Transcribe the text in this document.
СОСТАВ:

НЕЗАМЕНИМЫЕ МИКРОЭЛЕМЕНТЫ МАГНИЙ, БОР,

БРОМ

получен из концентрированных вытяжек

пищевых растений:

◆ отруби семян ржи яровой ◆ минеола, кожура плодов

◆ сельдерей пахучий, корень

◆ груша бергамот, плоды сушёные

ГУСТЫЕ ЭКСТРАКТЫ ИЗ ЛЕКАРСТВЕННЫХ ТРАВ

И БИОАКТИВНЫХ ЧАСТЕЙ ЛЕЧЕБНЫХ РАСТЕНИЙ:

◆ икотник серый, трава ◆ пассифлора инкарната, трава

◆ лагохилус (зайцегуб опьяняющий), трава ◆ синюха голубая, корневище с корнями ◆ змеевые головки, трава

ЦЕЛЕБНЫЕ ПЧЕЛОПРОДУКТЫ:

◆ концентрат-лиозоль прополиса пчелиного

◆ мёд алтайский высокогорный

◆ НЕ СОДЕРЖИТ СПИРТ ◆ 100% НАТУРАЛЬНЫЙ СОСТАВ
-=-=-
Recopy the whole listing exactly.

Response below:
Transcribe the text in this document.
СОСТАВ:

НЕЗАМЕНИМЫЕ МИКРОЭЛЕМЕНТЫ МАГНИЙ, БОР,

БРОМ

получен из концентрированных вытяжек

пищевых растений:

◆ отруби семян ржи яровой ◆ минеола, кожура плодов

◆ сельдерей пахучий, корень

◆ груша бергамот, плоды сушёные

ГУСТЫЕ ЭКСТРАКТЫ ИЗ ЛЕКАРСТВЕННЫХ ТРАВ

И БИОАКТИВНЫХ ЧАСТЕЙ ЛЕЧЕБНЫХ РАСТЕНИЙ:

◆ икотник серый, трава ◆ пассифлора инкарната, трава

◆ лагохилус (зайцегуб опьяняющий), трава ◆ синюха голубая, корневище с корнями ◆ змеевые головки, трава

ЦЕЛЕБНЫЕ ПЧЕЛОПРОДУКТЫ:

◆ концентрат-лиозоль прополиса пчелиного

◆ мёд алтайский высокогорный

◆ НЕ СОДЕРЖИТ СПИРТ ◆ 100% НАТУРАЛЬНЫЙ СОСТАВ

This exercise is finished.